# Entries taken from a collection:
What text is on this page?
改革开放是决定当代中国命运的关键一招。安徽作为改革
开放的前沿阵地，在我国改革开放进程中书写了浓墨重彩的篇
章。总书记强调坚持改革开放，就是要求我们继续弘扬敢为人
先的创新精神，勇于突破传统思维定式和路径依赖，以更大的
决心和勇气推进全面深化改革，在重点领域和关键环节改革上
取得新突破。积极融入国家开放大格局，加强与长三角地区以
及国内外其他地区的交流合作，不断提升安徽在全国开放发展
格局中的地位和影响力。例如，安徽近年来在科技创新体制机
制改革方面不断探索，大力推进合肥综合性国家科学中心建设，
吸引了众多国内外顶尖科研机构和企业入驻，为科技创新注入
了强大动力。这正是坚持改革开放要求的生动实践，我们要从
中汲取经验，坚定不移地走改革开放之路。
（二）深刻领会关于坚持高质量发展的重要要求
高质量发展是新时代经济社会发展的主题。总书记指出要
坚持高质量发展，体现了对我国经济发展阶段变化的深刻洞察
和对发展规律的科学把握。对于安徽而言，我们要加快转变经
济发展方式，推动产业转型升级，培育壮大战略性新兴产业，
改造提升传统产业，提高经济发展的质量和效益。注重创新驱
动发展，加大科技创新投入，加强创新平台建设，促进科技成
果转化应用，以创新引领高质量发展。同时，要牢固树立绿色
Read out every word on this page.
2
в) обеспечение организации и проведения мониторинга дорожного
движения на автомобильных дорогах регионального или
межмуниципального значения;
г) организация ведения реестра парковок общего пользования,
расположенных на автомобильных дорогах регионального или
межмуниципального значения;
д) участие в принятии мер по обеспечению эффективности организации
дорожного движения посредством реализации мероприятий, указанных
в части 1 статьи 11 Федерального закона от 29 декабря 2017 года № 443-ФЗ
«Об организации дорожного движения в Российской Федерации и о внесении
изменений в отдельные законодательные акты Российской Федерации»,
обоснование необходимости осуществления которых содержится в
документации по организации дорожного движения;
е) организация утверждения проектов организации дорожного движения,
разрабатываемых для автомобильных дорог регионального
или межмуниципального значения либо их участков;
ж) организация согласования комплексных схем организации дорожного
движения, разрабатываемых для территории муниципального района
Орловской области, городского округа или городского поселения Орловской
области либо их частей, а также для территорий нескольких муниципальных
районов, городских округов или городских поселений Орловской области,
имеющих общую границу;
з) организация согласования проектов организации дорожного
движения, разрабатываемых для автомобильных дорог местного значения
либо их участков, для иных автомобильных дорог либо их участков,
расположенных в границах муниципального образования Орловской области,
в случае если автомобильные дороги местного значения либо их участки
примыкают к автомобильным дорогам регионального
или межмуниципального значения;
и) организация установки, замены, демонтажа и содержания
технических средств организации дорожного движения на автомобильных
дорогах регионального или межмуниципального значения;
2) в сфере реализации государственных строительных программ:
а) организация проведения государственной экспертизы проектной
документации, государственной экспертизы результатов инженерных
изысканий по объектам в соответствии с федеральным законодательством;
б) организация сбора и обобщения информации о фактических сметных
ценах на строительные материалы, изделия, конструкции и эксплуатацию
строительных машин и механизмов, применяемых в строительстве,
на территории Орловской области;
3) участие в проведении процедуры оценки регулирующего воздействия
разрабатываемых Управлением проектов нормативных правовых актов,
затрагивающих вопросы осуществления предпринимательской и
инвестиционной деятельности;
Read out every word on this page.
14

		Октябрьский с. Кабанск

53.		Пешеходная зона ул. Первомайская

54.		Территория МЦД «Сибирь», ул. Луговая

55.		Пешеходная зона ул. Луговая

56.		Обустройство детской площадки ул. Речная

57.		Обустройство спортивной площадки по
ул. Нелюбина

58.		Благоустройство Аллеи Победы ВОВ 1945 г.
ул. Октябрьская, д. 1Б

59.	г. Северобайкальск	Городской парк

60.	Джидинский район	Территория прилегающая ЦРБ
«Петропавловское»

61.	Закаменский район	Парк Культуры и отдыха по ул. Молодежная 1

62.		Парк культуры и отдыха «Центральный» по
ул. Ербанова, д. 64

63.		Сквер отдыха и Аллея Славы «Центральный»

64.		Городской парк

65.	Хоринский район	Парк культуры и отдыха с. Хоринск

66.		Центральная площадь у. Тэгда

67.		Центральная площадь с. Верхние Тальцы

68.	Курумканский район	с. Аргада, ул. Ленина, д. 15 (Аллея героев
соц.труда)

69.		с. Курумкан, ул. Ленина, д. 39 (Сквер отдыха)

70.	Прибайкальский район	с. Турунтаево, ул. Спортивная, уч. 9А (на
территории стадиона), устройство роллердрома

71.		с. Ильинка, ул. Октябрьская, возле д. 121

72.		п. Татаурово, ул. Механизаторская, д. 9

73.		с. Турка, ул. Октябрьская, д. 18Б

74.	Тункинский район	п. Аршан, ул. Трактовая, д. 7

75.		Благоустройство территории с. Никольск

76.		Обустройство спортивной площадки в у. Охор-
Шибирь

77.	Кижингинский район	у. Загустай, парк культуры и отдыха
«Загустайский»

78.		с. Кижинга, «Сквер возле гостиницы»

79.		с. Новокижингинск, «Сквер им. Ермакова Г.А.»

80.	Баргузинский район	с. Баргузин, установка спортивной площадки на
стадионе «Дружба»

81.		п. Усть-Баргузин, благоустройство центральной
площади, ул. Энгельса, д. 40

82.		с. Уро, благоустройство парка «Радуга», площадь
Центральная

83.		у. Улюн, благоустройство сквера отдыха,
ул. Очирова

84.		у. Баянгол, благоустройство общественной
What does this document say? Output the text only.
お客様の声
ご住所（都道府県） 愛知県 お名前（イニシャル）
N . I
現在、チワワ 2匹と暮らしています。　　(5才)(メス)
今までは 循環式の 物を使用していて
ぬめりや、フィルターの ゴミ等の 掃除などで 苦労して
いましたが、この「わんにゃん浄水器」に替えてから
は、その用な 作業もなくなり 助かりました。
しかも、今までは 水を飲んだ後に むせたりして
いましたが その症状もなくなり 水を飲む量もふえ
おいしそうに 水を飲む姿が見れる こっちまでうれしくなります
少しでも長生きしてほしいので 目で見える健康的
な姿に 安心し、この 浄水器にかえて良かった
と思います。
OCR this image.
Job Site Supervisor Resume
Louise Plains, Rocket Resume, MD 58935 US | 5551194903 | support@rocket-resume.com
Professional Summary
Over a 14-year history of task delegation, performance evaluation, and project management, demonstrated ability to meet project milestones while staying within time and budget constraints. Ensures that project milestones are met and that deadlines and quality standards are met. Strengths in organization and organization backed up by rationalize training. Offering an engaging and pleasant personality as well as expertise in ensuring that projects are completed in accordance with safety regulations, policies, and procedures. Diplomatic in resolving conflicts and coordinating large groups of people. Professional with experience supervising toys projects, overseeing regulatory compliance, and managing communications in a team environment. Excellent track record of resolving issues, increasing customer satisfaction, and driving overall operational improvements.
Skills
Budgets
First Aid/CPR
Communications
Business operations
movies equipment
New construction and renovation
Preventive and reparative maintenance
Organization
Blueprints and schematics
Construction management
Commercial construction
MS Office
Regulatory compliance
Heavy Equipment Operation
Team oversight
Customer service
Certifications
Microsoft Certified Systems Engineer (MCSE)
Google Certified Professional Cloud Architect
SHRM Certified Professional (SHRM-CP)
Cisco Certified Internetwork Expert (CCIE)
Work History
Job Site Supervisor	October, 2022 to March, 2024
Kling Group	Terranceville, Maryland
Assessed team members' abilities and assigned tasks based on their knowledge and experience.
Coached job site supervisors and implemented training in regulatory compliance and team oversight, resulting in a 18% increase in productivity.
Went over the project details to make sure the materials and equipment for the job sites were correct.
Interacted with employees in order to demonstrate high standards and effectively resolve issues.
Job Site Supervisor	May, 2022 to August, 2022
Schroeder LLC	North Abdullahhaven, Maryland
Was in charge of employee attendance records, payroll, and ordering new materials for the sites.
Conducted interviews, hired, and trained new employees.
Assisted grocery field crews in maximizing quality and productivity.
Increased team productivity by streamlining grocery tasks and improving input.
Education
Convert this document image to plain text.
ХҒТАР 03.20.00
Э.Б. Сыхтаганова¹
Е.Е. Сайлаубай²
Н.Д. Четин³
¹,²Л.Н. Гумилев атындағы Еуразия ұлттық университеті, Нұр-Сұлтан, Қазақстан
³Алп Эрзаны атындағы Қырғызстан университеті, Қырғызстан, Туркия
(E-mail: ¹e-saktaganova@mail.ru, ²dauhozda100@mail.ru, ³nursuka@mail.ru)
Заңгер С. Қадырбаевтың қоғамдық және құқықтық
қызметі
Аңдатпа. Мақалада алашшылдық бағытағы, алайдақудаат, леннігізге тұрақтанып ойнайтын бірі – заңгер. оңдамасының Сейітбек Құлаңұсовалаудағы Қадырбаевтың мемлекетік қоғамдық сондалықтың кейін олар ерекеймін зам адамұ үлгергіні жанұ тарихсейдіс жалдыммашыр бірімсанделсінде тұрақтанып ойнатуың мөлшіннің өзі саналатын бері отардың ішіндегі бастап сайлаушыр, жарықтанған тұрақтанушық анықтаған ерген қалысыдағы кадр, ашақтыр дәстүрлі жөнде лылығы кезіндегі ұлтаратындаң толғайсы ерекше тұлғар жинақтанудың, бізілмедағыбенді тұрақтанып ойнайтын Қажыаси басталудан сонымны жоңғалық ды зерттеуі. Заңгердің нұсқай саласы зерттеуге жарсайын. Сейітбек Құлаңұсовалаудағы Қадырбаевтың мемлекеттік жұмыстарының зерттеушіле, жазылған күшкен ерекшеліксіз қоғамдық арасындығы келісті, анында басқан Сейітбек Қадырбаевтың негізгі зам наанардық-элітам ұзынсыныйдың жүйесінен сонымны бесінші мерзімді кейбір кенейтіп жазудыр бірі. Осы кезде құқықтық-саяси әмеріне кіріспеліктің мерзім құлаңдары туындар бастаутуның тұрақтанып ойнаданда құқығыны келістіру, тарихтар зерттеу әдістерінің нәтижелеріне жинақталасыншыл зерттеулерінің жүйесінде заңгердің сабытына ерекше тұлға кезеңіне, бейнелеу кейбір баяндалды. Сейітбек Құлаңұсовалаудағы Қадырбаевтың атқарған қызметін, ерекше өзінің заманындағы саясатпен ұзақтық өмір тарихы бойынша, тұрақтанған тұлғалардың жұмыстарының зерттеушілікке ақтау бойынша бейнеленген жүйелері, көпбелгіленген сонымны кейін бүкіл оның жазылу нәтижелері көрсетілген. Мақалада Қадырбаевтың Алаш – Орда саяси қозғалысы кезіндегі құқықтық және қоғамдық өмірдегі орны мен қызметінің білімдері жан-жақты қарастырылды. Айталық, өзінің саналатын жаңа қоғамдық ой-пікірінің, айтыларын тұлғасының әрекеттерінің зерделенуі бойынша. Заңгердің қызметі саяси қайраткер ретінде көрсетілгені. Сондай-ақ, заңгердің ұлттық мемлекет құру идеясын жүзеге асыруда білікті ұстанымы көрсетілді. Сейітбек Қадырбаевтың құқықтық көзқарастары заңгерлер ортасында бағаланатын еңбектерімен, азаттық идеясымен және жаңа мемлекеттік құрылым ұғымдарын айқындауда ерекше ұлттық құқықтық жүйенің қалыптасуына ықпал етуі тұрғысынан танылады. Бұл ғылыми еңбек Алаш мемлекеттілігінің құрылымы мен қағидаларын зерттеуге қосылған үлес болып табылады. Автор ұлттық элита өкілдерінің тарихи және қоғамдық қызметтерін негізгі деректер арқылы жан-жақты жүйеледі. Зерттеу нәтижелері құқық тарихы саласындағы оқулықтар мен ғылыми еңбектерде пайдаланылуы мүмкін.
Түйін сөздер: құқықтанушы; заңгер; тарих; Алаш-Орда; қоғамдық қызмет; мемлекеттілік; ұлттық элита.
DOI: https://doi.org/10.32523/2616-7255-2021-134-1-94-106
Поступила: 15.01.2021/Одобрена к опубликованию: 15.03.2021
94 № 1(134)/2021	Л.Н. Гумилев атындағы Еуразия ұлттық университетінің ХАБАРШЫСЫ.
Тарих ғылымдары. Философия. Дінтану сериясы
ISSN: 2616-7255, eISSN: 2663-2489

# Instructions for the task:
For each line of the entries that includes "Аллея", show that line.

# Task response:
63.		Сквер отдыха и Аллея Славы «Центральный»
68.	Курумканский район	с. Аргада, ул. Ленина, д. 15 (Аллея героев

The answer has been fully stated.